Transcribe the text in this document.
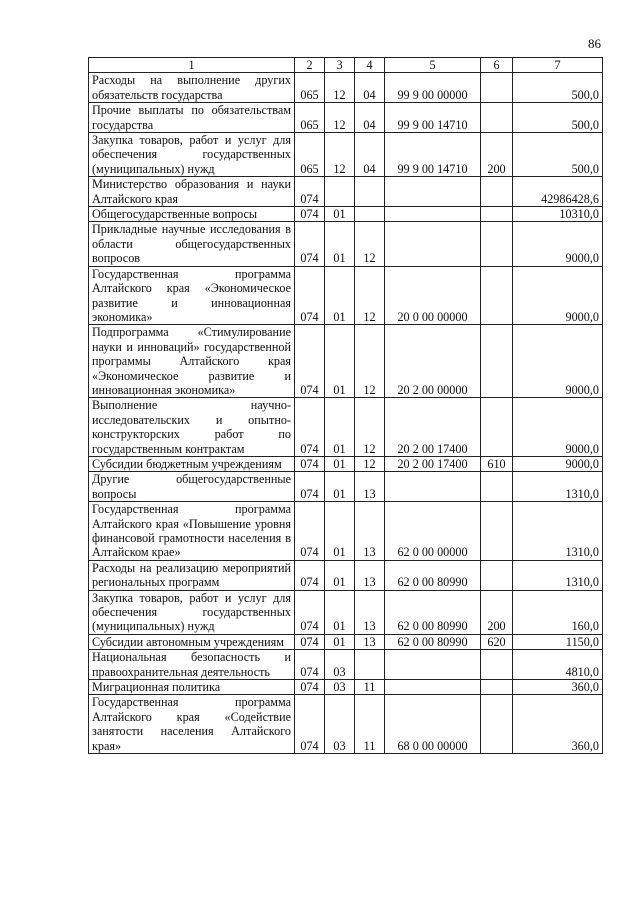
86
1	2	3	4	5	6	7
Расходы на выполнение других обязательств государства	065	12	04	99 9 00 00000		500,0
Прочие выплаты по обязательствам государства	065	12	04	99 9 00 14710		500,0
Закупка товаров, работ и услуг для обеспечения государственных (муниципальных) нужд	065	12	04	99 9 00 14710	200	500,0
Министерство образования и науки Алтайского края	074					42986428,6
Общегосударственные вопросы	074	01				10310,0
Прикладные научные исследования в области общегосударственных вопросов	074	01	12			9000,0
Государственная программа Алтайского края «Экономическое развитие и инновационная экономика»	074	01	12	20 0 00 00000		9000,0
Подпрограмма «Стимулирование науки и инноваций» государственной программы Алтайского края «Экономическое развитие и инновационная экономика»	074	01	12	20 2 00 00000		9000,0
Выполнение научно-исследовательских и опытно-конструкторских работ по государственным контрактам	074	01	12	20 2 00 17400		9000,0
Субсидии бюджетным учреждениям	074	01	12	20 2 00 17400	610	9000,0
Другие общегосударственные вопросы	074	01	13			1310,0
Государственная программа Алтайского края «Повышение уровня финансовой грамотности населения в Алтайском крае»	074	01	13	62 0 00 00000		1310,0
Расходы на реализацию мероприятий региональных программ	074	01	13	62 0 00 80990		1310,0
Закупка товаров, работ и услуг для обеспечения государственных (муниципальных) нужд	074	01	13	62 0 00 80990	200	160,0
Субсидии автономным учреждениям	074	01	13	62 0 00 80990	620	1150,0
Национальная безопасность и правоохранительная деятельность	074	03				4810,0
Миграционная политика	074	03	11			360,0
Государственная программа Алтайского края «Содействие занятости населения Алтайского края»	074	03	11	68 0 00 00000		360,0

------

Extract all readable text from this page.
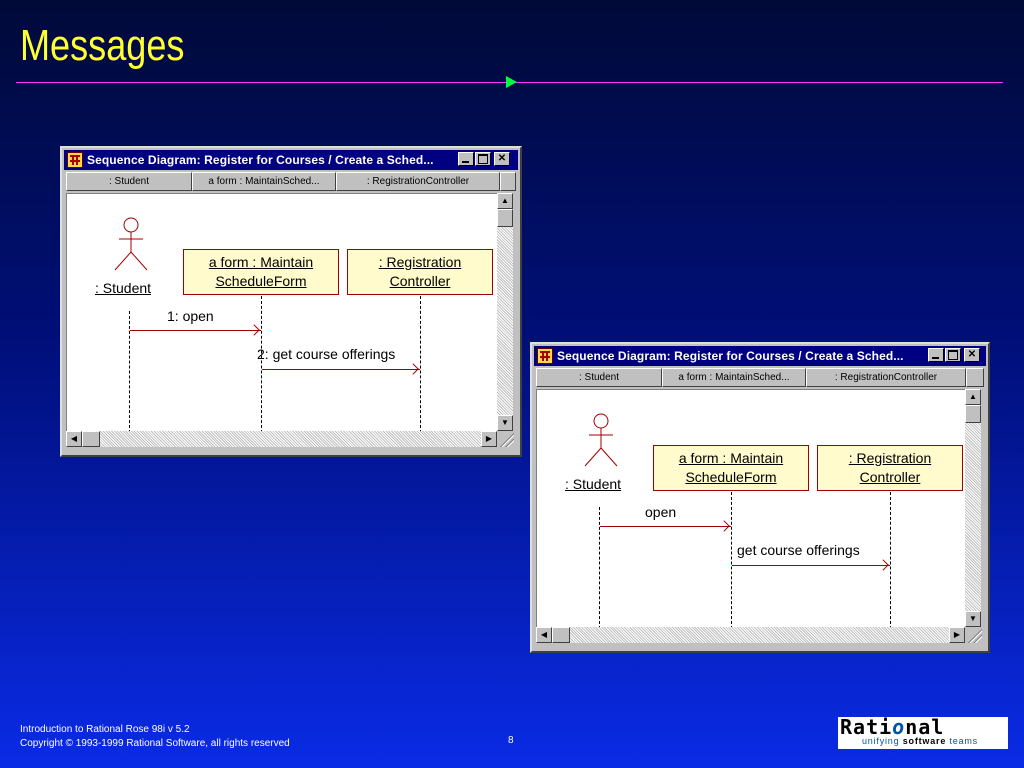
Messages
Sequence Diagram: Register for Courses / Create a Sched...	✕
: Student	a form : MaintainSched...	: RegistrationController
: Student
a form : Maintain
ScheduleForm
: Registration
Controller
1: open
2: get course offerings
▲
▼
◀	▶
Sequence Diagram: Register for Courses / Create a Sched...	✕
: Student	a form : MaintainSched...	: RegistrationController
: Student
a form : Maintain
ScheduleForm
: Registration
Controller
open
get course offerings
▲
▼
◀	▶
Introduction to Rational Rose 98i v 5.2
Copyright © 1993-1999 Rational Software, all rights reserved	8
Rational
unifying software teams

------

**WHAT TO PRODUCE:** Of the lines above, how many include the word "offerings"? Reply with the number only.

**COMPLETE ANSWER:** 2